The word "According" marks the lines to keep; find each one in the data and copy it.
----------------
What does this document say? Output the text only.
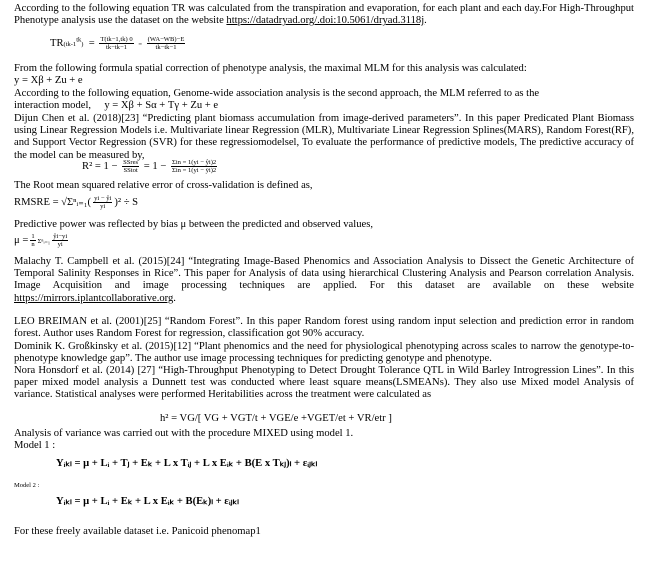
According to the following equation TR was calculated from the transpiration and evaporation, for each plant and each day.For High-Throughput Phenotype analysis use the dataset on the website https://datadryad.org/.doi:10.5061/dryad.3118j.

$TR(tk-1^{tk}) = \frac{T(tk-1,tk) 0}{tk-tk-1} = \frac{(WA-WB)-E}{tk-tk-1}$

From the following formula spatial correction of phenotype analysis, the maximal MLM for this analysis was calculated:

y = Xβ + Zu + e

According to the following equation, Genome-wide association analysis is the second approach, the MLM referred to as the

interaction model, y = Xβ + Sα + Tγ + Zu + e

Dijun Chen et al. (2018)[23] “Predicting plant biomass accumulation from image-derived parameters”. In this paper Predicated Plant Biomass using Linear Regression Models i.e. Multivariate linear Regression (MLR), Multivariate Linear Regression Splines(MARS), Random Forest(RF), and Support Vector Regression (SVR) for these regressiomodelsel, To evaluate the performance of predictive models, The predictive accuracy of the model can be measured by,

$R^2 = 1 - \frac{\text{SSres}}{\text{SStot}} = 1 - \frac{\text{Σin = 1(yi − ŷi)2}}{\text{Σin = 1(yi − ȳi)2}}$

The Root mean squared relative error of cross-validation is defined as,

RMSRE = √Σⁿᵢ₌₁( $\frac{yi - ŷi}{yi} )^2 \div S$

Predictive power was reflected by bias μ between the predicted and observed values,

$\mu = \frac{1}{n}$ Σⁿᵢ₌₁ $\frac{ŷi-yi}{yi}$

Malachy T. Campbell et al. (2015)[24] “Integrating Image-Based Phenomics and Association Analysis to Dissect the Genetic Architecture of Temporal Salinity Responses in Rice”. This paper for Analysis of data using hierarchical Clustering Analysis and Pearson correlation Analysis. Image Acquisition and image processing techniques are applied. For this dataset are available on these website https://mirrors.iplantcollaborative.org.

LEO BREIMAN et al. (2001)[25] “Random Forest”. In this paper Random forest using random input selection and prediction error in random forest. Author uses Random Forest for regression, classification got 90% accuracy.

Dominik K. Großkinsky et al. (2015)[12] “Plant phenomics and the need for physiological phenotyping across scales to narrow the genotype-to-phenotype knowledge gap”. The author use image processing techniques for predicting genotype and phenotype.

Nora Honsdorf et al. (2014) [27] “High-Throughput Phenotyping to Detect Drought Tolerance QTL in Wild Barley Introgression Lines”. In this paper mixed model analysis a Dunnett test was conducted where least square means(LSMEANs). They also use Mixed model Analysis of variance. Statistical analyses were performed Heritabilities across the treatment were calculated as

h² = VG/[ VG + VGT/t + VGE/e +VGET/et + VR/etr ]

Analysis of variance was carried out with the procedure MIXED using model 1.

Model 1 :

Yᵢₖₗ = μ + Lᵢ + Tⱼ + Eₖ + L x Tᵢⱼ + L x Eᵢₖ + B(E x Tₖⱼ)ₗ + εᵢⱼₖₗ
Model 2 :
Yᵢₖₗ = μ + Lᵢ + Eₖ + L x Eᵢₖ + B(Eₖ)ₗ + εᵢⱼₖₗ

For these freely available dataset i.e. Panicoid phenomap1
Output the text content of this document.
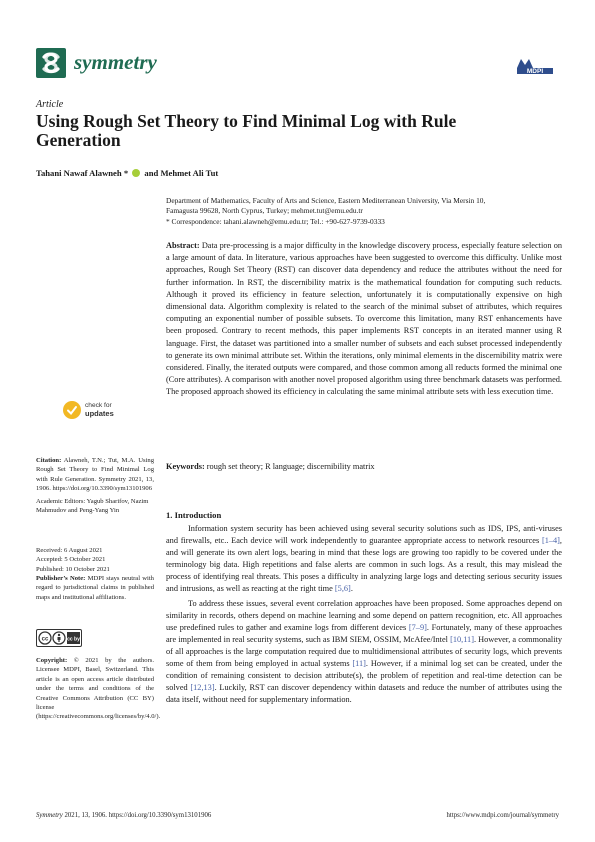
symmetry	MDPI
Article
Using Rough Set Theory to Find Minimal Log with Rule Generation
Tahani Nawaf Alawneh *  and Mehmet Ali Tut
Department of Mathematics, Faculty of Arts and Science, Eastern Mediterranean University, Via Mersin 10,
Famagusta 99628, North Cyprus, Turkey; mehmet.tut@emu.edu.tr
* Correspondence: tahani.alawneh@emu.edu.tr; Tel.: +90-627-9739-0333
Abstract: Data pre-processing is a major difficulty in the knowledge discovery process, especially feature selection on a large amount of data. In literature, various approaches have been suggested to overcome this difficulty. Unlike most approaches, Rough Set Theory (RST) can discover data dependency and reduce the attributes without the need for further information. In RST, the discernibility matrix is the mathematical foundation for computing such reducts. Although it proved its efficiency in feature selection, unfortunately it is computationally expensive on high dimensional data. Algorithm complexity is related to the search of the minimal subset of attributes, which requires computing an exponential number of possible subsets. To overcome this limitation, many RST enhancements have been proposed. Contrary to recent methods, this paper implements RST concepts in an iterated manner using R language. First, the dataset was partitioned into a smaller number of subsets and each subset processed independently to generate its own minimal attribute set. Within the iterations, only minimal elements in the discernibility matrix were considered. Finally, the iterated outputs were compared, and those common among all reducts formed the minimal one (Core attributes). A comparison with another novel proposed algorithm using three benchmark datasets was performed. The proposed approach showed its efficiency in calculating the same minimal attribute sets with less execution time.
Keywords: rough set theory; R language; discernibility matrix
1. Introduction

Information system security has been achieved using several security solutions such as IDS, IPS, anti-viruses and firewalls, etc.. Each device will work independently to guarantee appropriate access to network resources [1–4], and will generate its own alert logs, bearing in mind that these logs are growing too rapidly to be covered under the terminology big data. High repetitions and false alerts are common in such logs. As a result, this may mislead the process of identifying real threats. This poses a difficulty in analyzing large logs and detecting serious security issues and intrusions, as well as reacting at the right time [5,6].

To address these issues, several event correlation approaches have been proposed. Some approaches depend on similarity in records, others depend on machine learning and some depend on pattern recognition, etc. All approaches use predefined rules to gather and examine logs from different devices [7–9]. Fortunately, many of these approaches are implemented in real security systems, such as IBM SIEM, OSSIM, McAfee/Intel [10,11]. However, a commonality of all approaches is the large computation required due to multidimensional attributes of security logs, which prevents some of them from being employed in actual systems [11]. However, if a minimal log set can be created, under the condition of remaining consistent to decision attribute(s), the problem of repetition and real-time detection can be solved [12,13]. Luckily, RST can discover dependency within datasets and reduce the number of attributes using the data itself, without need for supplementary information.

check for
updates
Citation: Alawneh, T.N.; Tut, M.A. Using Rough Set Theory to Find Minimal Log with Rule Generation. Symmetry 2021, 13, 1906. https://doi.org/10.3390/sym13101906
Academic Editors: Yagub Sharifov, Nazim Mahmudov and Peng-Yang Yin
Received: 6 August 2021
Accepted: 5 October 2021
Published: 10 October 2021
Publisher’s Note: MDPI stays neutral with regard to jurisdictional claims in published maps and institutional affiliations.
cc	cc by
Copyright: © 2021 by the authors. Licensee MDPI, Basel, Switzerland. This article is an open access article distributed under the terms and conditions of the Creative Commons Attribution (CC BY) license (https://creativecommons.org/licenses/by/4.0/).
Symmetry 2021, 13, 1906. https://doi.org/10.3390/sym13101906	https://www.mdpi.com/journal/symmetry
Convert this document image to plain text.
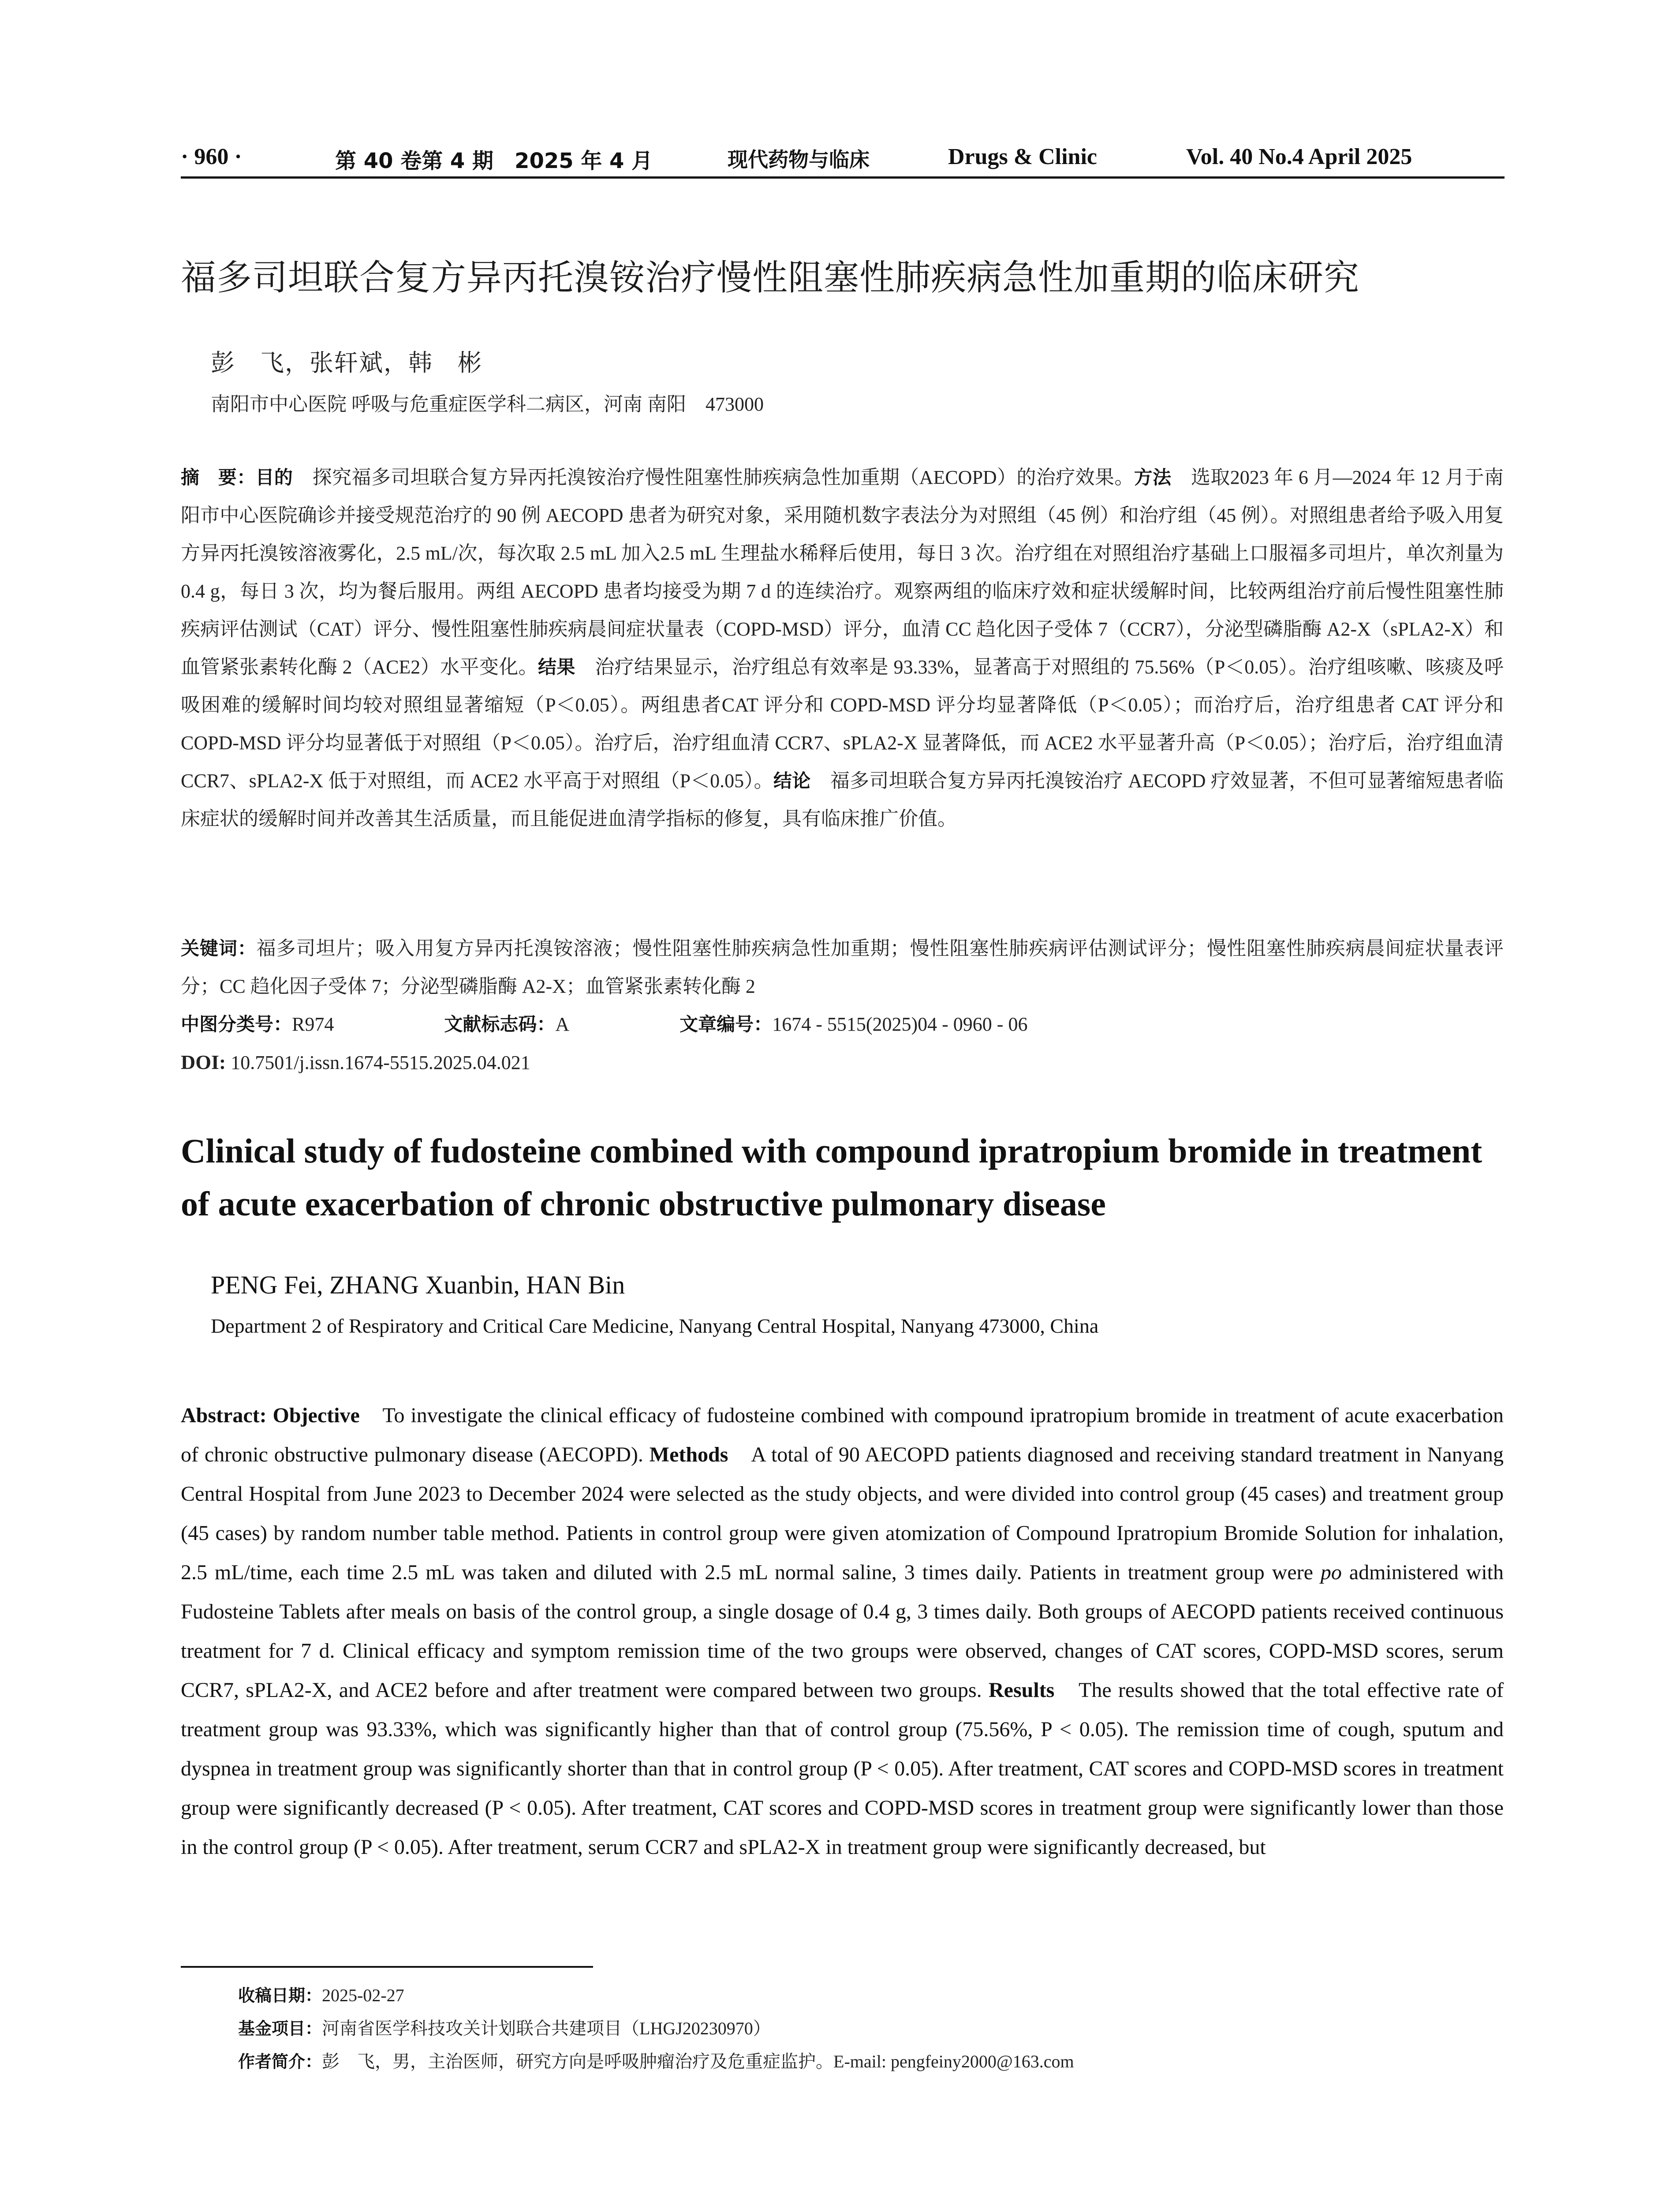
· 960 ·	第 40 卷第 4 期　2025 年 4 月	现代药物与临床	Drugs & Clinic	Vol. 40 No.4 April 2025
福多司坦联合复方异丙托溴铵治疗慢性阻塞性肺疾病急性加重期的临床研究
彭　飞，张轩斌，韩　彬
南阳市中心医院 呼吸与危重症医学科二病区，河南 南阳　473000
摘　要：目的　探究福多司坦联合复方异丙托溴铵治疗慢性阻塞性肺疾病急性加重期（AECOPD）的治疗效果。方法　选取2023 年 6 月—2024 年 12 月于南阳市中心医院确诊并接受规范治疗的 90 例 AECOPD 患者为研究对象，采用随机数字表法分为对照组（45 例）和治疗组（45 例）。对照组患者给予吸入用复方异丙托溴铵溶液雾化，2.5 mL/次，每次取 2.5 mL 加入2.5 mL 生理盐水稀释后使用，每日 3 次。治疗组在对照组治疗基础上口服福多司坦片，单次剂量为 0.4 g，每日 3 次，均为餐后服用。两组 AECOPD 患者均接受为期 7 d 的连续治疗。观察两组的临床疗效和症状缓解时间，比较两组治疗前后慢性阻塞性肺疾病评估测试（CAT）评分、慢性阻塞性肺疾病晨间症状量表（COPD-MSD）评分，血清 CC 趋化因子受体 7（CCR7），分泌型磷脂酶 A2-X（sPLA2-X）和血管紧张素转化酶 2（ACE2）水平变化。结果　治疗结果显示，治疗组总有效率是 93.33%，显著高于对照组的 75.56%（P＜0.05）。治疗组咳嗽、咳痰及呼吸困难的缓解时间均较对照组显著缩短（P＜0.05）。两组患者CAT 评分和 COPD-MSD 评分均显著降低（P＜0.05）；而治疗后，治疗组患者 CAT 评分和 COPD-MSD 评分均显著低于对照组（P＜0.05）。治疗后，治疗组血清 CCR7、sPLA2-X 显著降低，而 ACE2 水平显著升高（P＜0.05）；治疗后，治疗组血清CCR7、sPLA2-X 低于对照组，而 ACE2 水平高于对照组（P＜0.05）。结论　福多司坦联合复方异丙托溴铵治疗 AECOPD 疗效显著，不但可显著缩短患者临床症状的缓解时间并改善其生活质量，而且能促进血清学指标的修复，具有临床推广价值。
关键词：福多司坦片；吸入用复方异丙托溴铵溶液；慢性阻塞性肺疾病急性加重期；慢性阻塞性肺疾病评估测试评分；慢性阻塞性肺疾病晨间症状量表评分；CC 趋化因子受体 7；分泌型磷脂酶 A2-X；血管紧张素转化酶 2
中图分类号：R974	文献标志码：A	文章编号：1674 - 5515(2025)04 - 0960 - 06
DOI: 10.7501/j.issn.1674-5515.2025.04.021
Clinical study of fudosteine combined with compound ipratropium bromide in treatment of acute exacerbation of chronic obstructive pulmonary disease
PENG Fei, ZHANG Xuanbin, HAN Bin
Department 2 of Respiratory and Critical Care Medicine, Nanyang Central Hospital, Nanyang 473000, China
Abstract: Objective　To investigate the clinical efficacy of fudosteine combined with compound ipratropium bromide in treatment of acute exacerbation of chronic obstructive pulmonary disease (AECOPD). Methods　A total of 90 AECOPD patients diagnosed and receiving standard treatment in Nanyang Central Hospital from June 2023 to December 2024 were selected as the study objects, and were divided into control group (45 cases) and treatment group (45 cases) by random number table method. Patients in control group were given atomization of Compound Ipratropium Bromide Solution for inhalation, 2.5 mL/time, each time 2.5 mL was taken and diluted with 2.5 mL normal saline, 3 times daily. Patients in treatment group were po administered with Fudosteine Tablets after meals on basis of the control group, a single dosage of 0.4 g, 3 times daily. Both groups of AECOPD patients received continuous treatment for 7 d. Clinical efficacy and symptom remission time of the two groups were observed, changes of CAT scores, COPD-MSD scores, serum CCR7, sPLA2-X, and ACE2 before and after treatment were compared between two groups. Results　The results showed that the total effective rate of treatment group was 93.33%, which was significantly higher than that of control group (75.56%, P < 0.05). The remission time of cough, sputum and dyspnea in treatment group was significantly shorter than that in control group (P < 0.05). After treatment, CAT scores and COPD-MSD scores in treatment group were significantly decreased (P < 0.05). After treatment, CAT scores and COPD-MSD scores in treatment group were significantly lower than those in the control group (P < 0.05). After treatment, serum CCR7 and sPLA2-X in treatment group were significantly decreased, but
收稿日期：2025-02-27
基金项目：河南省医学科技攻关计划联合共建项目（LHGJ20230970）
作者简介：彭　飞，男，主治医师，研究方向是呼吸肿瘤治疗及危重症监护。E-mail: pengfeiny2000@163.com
----------------
Response box:
According to the following equation TR was calculated from the transpiration and evaporation, for each plant and each day.For High-Throughput Phenotype analysis use the dataset on the website https://datadryad.org/.doi:10.5061/dryad.3118j.
According to the following equation, Genome-wide association analysis is the second approach, the MLM referred to as the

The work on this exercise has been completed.